* **YOUR INSTRUCTIONS**: Every entry that follows needs to be repeated exactly.
[Start]
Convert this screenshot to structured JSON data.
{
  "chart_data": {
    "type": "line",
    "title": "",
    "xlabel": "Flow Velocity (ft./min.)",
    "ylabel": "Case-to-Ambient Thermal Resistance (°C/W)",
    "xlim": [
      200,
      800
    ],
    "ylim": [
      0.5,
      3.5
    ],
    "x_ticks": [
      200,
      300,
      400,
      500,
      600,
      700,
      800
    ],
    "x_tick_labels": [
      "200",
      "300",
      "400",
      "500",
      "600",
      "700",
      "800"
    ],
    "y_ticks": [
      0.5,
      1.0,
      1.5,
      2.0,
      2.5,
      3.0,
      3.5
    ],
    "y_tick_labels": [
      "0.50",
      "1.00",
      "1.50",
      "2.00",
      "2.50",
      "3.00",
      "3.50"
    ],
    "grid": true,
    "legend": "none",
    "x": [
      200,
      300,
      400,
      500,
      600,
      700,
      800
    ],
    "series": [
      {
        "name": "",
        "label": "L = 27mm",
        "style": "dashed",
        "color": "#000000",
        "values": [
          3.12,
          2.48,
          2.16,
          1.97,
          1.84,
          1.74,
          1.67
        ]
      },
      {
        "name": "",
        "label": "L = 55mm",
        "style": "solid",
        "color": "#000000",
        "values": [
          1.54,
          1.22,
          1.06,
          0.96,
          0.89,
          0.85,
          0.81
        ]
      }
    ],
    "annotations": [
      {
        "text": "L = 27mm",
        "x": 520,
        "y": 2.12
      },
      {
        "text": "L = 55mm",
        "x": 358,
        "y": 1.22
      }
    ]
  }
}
[End]
* **THE COMPLETED TASK**:
Convert this screenshot to structured JSON data.
{
  "chart_data": {
    "type": "line",
    "title": "",
    "xlabel": "Flow Velocity (ft./min.)",
    "ylabel": "Case-to-Ambient Thermal Resistance (°C/W)",
    "xlim": [
      200,
      800
    ],
    "ylim": [
      0.5,
      3.5
    ],
    "x_ticks": [
      200,
      300,
      400,
      500,
      600,
      700,
      800
    ],
    "x_tick_labels": [
      "200",
      "300",
      "400",
      "500",
      "600",
      "700",
      "800"
    ],
    "y_ticks": [
      0.5,
      1.0,
      1.5,
      2.0,
      2.5,
      3.0,
      3.5
    ],
    "y_tick_labels": [
      "0.50",
      "1.00",
      "1.50",
      "2.00",
      "2.50",
      "3.00",
      "3.50"
    ],
    "grid": true,
    "legend": "none",
    "x": [
      200,
      300,
      400,
      500,
      600,
      700,
      800
    ],
    "series": [
      {
        "name": "",
        "label": "L = 27mm",
        "style": "dashed",
        "color": "#000000",
        "values": [
          3.12,
          2.48,
          2.16,
          1.97,
          1.84,
          1.74,
          1.67
        ]
      },
      {
        "name": "",
        "label": "L = 55mm",
        "style": "solid",
        "color": "#000000",
        "values": [
          1.54,
          1.22,
          1.06,
          0.96,
          0.89,
          0.85,
          0.81
        ]
      }
    ],
    "annotations": [
      {
        "text": "L = 27mm",
        "x": 520,
        "y": 2.12
      },
      {
        "text": "L = 55mm",
        "x": 358,
        "y": 1.22
      }
    ]
  }
}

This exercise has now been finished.